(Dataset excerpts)
————

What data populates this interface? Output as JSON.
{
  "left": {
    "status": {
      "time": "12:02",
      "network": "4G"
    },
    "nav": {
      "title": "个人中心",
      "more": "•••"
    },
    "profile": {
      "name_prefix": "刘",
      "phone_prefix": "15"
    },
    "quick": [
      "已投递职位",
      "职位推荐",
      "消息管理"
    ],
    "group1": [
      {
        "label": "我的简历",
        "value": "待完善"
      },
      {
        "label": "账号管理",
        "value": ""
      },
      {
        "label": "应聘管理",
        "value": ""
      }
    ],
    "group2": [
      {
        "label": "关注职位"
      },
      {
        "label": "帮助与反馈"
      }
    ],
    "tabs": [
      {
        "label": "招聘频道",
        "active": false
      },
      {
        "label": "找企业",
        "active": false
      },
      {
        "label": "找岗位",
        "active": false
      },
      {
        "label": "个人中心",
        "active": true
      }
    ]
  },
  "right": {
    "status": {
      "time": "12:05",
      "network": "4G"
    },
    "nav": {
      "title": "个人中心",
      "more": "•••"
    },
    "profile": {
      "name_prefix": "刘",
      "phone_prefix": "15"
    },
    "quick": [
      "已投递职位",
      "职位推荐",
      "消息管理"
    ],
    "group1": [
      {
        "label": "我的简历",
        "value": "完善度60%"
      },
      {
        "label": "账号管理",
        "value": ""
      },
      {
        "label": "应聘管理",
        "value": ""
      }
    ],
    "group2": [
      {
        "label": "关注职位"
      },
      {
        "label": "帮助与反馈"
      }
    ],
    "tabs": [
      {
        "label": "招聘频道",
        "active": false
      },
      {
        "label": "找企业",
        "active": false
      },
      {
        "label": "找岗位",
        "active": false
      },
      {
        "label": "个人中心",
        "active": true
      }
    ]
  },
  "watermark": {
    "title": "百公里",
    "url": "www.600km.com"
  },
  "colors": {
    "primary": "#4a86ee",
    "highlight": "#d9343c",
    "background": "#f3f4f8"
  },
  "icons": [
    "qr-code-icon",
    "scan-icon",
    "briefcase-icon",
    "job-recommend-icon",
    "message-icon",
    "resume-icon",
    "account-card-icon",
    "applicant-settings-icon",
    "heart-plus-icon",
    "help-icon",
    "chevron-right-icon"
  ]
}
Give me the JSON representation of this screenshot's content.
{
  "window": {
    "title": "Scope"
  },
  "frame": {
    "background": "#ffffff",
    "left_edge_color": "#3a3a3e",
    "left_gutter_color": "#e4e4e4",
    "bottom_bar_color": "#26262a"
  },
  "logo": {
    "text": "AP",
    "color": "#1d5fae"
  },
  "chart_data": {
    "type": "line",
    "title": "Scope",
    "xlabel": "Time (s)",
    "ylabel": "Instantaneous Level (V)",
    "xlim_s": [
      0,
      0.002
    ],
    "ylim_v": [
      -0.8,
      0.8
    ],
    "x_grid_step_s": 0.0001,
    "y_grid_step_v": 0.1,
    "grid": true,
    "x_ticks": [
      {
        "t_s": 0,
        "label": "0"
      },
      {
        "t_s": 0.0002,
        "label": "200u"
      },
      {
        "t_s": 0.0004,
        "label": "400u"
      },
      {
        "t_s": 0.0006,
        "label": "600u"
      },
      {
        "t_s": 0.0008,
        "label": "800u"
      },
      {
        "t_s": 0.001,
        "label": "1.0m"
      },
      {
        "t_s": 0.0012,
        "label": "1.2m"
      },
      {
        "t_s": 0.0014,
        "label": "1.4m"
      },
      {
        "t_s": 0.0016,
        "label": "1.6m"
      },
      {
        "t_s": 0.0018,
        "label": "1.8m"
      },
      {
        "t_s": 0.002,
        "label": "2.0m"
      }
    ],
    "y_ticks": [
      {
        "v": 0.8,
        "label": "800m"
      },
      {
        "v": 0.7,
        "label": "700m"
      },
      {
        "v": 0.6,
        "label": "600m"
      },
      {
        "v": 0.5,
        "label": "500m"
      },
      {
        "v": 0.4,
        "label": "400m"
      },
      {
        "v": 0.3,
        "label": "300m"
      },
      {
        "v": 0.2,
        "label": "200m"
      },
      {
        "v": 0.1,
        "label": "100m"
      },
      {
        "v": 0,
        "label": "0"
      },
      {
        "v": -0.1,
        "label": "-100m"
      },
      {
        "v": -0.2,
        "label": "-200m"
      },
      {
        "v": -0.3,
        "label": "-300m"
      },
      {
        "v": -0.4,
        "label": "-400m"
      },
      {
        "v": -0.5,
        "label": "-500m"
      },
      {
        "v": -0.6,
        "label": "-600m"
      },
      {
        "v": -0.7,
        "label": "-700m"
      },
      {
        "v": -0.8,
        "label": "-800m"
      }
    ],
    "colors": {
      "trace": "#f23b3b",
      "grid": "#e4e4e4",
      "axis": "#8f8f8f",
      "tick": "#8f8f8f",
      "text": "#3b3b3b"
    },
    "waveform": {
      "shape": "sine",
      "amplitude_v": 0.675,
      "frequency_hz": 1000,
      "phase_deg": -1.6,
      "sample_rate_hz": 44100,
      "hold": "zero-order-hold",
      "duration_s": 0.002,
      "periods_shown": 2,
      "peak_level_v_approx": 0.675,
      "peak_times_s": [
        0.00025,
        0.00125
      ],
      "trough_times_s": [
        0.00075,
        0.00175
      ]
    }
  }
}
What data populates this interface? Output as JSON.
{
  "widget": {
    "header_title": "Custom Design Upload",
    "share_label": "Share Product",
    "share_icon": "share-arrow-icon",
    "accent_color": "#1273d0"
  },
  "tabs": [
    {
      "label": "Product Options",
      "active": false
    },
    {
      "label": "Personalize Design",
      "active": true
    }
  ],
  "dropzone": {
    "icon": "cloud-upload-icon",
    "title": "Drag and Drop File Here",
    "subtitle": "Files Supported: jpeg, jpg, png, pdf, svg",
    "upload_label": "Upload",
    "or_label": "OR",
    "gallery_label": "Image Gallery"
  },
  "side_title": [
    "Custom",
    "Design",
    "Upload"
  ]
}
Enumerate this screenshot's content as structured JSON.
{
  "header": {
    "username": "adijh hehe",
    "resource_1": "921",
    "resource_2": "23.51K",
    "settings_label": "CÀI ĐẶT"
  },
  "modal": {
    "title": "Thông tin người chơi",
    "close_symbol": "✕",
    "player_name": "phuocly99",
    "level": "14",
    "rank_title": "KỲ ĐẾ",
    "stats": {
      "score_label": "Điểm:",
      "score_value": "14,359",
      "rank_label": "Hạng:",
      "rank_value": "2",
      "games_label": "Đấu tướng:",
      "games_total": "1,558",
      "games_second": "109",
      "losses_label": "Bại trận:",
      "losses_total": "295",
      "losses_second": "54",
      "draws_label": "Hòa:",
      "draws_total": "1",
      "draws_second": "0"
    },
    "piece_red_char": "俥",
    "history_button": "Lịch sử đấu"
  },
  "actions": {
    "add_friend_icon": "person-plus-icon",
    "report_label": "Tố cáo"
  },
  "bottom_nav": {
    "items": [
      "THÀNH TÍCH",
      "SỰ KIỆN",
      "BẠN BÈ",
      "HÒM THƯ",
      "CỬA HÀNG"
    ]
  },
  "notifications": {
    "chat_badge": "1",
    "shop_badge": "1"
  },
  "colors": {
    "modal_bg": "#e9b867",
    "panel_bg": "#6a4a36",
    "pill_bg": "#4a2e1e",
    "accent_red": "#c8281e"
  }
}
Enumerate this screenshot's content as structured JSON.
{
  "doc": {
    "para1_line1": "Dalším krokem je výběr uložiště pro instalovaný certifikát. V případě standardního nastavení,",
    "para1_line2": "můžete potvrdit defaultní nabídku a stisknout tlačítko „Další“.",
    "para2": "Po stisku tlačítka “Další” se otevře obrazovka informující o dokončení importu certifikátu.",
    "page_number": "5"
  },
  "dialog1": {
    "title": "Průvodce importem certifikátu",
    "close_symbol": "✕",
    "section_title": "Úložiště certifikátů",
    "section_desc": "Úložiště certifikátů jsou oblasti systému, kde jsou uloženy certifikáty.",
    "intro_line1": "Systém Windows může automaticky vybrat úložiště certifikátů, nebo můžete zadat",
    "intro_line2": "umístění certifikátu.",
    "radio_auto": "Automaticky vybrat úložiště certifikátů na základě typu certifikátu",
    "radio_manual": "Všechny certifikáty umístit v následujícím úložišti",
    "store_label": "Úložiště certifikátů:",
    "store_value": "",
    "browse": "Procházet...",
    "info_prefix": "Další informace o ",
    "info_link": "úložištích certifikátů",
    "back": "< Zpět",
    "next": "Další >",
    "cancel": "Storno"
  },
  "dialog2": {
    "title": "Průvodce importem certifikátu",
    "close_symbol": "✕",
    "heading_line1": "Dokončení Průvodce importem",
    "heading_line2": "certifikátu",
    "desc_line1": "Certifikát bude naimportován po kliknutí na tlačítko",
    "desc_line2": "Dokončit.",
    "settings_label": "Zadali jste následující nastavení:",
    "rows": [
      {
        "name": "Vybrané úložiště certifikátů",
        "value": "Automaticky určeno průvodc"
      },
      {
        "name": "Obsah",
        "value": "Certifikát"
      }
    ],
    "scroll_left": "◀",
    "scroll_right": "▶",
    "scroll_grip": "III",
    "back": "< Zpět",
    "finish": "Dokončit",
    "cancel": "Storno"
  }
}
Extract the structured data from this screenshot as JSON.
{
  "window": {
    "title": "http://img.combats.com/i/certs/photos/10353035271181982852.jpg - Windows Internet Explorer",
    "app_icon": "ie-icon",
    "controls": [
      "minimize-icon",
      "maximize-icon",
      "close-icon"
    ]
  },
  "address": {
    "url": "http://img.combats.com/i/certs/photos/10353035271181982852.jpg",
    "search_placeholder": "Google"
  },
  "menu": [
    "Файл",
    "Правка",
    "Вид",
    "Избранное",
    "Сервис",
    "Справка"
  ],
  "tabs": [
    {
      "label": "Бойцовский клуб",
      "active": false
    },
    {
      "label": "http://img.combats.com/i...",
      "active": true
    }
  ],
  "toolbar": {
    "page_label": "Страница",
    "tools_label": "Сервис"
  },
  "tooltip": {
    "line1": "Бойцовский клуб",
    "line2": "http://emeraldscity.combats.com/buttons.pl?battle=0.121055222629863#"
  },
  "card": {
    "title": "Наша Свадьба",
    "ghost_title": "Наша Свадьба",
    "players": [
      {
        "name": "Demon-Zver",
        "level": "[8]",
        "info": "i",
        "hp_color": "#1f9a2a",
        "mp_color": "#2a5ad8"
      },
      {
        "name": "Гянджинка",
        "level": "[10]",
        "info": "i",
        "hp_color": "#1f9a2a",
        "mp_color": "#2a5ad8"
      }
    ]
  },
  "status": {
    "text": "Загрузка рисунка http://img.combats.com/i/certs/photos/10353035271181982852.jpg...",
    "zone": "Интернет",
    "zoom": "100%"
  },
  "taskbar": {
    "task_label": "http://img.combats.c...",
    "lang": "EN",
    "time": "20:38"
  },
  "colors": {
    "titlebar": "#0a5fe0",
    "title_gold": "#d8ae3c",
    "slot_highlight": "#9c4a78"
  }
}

————

### [Problem description]
Collect each line of the entries that has the word "Product", copying it in full.

### [Correct output]
    "share_label": "Share Product",
      "label": "Product Options",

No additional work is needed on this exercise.